In this chapter, we will explore how network effects contribute to outsized business success, how they can lead to dramatic failures, and how they contribute to the creation of an economy that is increasingly dominated by very large (and exceptionally profitable) companies.

Sometimes, Winners Take All

Fifteen years after its founding, Facebook dominates social media. With 2.4 billion monthly active users, the company is the leading social network in more than 90 percent of all countries. Its share of social media page views is 50 percent in the United States, 70 percent in Africa, and 80 percent in Asia*, Europe, and South America.3 While successful historically, the company is now under enormous competitive and political pressure. Younger users flock to Snapchat and TikTok; Pinterest is gaining stature in e-commerce; and Amazon has started competing with Facebook for advertising dollars. To make matters worse, data and privacy scandals have nurtured cynicism about the organization’s motives and leadership. Facebook is now the least trusted among US social networks.4 Politicians and regulators speak openly about ways to break up the company.

How well is Facebook doing in these times of extraordinary challenges? Its performance is stellar. The company added more than 100 million users in 2019, 1 million of those in the mature US market alone. The same year, revenue rose by 29 percent, and shares were up by more than 50 percent.5 What explains this extraordinary staying power? Shouldn’t Facebook have fallen apart?

Facebook’s performance is testament to the remarkable power of network effects. The company benefits from all three types. As Facebook adds users, joining the network to socialize with friends and acquaintances becomes more attractive (direct network effect); brands and users have greater incentives to create and post content (indirect network effect); and the site becomes more desirable for advertisers (platform network effect). It is true that the tired-looking design and the loss of user trust have lowered WTP.6 At the same time, network effects lock in the company’s market position, and they keep WTP more than competitive with other social media.

At their most powerful, network effects provide formidable advantages, and markets tip in favor of a few companies. Google and Baidu (in search), Amazon and Alibaba (in e-commerce), Sony and Microsoft (in game consoles), Verizon and AT&T (in mobile services), and Visa and Mastercard (in credit cards): every one of these companies benefits from significant network effects.

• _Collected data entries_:
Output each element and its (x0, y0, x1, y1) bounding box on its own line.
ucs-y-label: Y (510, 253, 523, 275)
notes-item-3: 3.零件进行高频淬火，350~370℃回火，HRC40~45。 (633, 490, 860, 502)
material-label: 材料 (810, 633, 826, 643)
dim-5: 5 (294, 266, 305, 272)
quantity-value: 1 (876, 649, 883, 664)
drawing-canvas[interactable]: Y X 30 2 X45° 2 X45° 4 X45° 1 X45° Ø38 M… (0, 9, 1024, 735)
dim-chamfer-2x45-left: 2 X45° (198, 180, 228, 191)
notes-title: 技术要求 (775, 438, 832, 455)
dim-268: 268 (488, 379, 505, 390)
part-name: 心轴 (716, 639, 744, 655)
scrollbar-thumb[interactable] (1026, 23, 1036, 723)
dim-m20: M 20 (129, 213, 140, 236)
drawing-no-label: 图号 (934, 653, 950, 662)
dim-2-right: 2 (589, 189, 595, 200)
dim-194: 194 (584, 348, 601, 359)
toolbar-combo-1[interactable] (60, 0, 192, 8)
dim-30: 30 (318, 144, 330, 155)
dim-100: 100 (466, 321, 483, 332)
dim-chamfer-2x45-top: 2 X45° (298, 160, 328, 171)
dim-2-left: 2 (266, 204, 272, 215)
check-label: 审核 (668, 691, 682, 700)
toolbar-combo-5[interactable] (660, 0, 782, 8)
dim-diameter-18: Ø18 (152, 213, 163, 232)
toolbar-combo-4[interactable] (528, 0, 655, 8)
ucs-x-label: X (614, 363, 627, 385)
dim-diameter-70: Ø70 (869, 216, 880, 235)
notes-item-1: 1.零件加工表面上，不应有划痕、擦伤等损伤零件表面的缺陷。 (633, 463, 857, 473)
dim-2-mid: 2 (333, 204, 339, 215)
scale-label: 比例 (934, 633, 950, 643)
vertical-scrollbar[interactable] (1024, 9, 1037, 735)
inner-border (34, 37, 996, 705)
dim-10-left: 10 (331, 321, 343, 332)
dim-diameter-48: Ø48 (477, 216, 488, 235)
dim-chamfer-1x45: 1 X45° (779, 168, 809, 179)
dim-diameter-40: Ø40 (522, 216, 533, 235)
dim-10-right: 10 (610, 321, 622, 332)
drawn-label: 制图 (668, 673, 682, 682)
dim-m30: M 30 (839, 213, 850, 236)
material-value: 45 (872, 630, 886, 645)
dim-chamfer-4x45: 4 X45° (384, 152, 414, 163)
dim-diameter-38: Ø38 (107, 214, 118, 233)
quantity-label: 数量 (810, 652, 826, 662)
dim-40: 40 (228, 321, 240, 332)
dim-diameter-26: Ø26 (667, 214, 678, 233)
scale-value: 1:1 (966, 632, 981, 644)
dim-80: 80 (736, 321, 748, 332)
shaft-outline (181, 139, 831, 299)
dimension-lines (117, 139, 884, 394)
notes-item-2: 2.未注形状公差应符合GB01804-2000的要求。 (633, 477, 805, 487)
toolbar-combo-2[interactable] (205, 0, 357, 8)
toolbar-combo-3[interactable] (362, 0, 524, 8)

• _Your tasks_:
1. According to the passage on network effects, by what percentage did Facebook's revenue rise in 2019?
2. Carry the passage on network effects forward from the point where it ends.

• _Written responses_:
1. 29 percent

2.
The Geography of Network Effects

One of my morning rituals is to check my messaging apps. I usually begin with text messages, continue with WhatsApp, quickly check WeChat, and end with LINE. I had to install all these apps because network effects are often regional or even local in nature. WhatsApp is by far the largest messaging app globally, but it is close to useless in Japan, where LINE is leading. In China, everybody with a phone is on WeChat. If I had acquaintances in Ethiopia, Iran, South Korea, Uzbekistan, or Vietnam, I would need to install Viber, Telegram, Kakao, imo, and Zalo, the leading messaging apps in those countries.7

The strength of network effects depends on the number of users, but the relevant number is rarely the global one. Think of a company like Uber. Platform network effects play in its favor. Passengers benefit if the number of drivers increases, and drivers are more likely to join Uber if there are more passengers. But for Uber, the relevant number of users is entirely local. If I order an Uber in Boston, a larger number of drivers in San Francisco does not change my WTP.

The geography of network effects limits the attractiveness of many large platforms. Uber has 3 million drivers globally, but the company needs to start from scratch when it enters a new market, almost as if its business elsewhere did not exist. The result is a patchwork of local champions. Uber leads in the United States, DiDi dominates China, Gojek is ahead in Indonesia, and BlaBlaCar is number one in Germany. Regional network effects still produce powerful first-mover advantages. Once DiDi pulled ahead in China, that market tipped and Uber stood no chance. But Uber’s defeat in China had little effect on its standing in other markets.

Local Competition

How many different ride-sharing apps do you use? If I had to guess, I would say more than one. If you live in San Francisco, you probably have apps for Uber and Lyft. If Jakarta is home, I would guess you use Gojek and Grab. In Seoul, I would expect to see Kakao, TMap, and perhaps even TADA. Not only do network effects rarely lead to Facebook-style global dominance, even at the local level, winner-take-all outcomes are the exception. Different platforms often compete side by side. How many companies can survive in a local market? For example, what are the chances that Poolus, the fourth-positioned ride-sharing company in Seoul, will be a sustainable business?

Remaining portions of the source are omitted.